Copy each line exactly.

(Collection entries)

◇ ◇ ◇

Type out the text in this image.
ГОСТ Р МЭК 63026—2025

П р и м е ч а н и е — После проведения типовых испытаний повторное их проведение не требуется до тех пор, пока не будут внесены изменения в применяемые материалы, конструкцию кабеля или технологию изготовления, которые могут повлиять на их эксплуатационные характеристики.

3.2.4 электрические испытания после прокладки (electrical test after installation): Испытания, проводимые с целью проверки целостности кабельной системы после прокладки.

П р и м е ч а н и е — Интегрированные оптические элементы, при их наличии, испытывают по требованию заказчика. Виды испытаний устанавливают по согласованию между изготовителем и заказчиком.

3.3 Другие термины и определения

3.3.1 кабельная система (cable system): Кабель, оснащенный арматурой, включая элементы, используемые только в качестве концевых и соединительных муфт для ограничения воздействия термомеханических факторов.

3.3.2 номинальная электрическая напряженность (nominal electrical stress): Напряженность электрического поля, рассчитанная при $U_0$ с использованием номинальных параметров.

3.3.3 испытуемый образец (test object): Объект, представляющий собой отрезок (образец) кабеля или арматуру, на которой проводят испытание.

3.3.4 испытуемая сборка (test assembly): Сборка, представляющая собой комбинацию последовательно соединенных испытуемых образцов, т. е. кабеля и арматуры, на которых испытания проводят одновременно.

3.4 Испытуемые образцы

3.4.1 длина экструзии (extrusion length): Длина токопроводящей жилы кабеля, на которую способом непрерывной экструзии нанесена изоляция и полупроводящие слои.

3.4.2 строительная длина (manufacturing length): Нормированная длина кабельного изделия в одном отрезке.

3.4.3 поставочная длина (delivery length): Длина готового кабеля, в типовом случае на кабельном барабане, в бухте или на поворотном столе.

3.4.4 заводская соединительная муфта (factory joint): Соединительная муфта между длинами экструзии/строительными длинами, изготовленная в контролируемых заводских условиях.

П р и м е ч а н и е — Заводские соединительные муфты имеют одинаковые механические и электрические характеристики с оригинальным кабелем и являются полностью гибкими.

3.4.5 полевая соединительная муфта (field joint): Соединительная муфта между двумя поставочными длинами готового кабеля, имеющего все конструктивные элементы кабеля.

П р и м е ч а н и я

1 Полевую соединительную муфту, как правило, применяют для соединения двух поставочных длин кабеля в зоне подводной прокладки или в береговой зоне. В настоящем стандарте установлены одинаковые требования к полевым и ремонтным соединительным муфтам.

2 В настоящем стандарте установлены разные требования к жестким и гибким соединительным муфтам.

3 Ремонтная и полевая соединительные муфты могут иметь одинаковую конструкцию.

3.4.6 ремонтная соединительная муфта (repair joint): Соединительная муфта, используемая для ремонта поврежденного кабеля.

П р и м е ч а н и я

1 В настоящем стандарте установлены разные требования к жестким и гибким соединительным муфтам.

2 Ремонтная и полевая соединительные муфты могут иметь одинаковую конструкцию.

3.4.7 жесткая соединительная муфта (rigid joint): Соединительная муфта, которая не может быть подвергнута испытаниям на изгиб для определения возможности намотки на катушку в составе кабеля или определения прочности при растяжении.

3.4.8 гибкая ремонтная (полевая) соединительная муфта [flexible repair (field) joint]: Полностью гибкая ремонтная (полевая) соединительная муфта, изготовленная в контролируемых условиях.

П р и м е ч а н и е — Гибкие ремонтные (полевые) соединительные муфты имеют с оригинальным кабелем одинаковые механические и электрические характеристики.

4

◇ ◇ ◇

• The reply:
Type out the text in this image.
ГОСТ Р МЭК 63026—2025

П р и м е ч а н и е — После проведения типовых испытаний повторное их проведение не требуется до тех пор, пока не будут внесены изменения в применяемые материалы, конструкцию кабеля или технологию изготовления, которые могут повлиять на их эксплуатационные характеристики.

3.2.4 электрические испытания после прокладки (electrical test after installation): Испытания, проводимые с целью проверки целостности кабельной системы после прокладки.

П р и м е ч а н и е — Интегрированные оптические элементы, при их наличии, испытывают по требованию заказчика. Виды испытаний устанавливают по согласованию между изготовителем и заказчиком.

3.3 Другие термины и определения

3.3.1 кабельная система (cable system): Кабель, оснащенный арматурой, включая элементы, используемые только в качестве концевых и соединительных муфт для ограничения воздействия термомеханических факторов.

3.3.2 номинальная электрическая напряженность (nominal electrical stress): Напряженность электрического поля, рассчитанная при $U_0$ с использованием номинальных параметров.

3.3.3 испытуемый образец (test object): Объект, представляющий собой отрезок (образец) кабеля или арматуру, на которой проводят испытание.

3.3.4 испытуемая сборка (test assembly): Сборка, представляющая собой комбинацию последовательно соединенных испытуемых образцов, т. е. кабеля и арматуры, на которых испытания проводят одновременно.

3.4 Испытуемые образцы

3.4.1 длина экструзии (extrusion length): Длина токопроводящей жилы кабеля, на которую способом непрерывной экструзии нанесена изоляция и полупроводящие слои.

3.4.2 строительная длина (manufacturing length): Нормированная длина кабельного изделия в одном отрезке.

3.4.3 поставочная длина (delivery length): Длина готового кабеля, в типовом случае на кабельном барабане, в бухте или на поворотном столе.

3.4.4 заводская соединительная муфта (factory joint): Соединительная муфта между длинами экструзии/строительными длинами, изготовленная в контролируемых заводских условиях.

П р и м е ч а н и е — Заводские соединительные муфты имеют одинаковые механические и электрические характеристики с оригинальным кабелем и являются полностью гибкими.

3.4.5 полевая соединительная муфта (field joint): Соединительная муфта между двумя поставочными длинами готового кабеля, имеющего все конструктивные элементы кабеля.

П р и м е ч а н и я

1 Полевую соединительную муфту, как правило, применяют для соединения двух поставочных длин кабеля в зоне подводной прокладки или в береговой зоне. В настоящем стандарте установлены одинаковые требования к полевым и ремонтным соединительным муфтам.

2 В настоящем стандарте установлены разные требования к жестким и гибким соединительным муфтам.

3 Ремонтная и полевая соединительные муфты могут иметь одинаковую конструкцию.

3.4.6 ремонтная соединительная муфта (repair joint): Соединительная муфта, используемая для ремонта поврежденного кабеля.

П р и м е ч а н и я

1 В настоящем стандарте установлены разные требования к жестким и гибким соединительным муфтам.

2 Ремонтная и полевая соединительные муфты могут иметь одинаковую конструкцию.

3.4.7 жесткая соединительная муфта (rigid joint): Соединительная муфта, которая не может быть подвергнута испытаниям на изгиб для определения возможности намотки на катушку в составе кабеля или определения прочности при растяжении.

3.4.8 гибкая ремонтная (полевая) соединительная муфта [flexible repair (field) joint]: Полностью гибкая ремонтная (полевая) соединительная муфта, изготовленная в контролируемых условиях.

П р и м е ч а н и е — Гибкие ремонтные (полевые) соединительные муфты имеют с оригинальным кабелем одинаковые механические и электрические характеристики.

4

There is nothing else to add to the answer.